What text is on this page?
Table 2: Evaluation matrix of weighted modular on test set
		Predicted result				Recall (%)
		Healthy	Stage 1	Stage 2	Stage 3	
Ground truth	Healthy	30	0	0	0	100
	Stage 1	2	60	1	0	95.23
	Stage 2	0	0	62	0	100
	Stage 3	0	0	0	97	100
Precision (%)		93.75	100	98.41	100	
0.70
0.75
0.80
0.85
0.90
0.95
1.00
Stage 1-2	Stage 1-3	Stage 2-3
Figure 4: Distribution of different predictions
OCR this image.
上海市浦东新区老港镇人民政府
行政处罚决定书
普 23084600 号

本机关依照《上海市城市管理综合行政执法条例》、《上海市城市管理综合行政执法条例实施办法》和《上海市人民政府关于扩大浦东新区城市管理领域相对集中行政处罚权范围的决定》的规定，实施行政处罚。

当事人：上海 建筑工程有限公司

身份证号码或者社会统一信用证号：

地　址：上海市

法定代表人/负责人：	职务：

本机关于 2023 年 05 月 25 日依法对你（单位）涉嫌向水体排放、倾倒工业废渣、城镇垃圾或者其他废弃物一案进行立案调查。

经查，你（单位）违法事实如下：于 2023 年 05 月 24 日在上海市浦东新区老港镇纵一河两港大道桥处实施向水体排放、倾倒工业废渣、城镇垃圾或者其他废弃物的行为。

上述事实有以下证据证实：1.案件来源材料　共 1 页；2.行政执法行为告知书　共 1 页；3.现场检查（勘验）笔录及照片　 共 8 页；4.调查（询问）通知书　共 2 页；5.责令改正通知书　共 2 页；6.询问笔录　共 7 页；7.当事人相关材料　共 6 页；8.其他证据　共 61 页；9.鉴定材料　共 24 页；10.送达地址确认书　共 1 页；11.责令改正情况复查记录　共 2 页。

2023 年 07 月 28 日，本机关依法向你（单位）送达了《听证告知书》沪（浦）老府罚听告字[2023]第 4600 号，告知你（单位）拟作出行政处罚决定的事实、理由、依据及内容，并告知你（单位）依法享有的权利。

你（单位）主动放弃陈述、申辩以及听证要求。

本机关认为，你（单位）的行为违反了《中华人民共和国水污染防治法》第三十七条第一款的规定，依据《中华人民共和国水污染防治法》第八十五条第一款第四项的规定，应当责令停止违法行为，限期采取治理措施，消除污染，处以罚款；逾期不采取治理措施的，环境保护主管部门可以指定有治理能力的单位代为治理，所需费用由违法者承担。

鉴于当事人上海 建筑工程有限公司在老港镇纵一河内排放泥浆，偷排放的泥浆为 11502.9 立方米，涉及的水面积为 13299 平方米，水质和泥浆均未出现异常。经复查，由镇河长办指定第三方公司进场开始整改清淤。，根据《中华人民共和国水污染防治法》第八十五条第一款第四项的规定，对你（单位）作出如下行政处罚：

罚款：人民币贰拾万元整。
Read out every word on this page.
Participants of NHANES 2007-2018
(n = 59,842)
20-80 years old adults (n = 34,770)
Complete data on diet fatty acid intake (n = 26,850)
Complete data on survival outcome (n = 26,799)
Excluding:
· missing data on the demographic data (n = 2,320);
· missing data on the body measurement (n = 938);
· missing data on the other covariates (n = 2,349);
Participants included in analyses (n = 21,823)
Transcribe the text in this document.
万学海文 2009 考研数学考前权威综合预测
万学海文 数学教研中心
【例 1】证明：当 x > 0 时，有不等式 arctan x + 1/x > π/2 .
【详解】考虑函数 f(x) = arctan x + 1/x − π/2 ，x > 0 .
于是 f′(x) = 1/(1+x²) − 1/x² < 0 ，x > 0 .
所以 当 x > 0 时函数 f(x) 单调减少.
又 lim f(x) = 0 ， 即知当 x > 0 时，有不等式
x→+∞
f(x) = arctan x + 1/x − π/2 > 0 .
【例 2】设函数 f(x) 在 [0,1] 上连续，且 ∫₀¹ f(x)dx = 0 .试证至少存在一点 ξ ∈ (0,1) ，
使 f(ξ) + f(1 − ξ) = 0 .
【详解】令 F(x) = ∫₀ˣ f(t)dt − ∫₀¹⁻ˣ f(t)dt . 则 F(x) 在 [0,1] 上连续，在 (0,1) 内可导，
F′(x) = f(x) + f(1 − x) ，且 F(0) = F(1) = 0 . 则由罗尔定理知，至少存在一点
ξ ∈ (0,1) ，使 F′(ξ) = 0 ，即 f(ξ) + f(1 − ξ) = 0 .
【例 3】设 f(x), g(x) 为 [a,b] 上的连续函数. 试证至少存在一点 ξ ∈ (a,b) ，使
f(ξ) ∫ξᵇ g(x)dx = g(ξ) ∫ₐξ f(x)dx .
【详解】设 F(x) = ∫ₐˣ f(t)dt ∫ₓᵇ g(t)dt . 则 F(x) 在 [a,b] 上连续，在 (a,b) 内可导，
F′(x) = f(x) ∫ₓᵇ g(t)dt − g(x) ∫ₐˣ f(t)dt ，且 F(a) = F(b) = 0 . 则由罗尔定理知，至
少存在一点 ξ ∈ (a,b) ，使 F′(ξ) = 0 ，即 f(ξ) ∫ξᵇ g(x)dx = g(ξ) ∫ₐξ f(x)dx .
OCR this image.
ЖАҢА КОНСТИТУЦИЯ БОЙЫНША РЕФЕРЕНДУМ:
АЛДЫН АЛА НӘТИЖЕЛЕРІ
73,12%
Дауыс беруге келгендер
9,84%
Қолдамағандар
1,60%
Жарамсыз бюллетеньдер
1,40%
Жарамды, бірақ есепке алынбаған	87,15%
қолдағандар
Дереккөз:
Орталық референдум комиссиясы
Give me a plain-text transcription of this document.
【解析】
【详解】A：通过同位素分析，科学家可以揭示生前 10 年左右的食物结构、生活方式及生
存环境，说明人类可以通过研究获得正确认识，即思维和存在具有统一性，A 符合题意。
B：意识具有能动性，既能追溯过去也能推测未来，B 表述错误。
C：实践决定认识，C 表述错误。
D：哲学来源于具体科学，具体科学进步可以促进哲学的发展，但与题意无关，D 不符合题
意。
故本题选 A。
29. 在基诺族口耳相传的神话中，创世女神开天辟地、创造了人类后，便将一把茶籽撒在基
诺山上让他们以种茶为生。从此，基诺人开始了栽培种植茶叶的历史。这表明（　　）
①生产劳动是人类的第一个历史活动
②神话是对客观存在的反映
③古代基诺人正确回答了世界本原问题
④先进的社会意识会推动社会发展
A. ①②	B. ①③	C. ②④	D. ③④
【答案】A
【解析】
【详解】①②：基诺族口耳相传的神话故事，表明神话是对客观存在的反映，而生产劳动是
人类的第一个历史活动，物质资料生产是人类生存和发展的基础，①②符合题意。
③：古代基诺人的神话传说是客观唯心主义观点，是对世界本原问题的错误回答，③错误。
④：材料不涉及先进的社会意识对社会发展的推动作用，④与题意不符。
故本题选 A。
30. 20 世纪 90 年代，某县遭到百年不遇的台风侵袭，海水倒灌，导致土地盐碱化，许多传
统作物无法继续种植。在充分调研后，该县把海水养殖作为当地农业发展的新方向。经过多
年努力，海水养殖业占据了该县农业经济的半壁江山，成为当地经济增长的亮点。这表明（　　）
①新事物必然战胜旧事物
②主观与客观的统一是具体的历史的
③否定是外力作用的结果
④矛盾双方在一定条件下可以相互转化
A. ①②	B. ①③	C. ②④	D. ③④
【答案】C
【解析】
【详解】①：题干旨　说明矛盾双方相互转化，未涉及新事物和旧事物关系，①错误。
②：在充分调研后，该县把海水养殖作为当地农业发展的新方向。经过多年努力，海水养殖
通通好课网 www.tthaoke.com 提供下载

= = = = = = =

== TASK INSTRUCTIONS ==
Say how many lines in this material hold "万学海文", and say nothing else.

== COMPLETED EXERCISE ==
2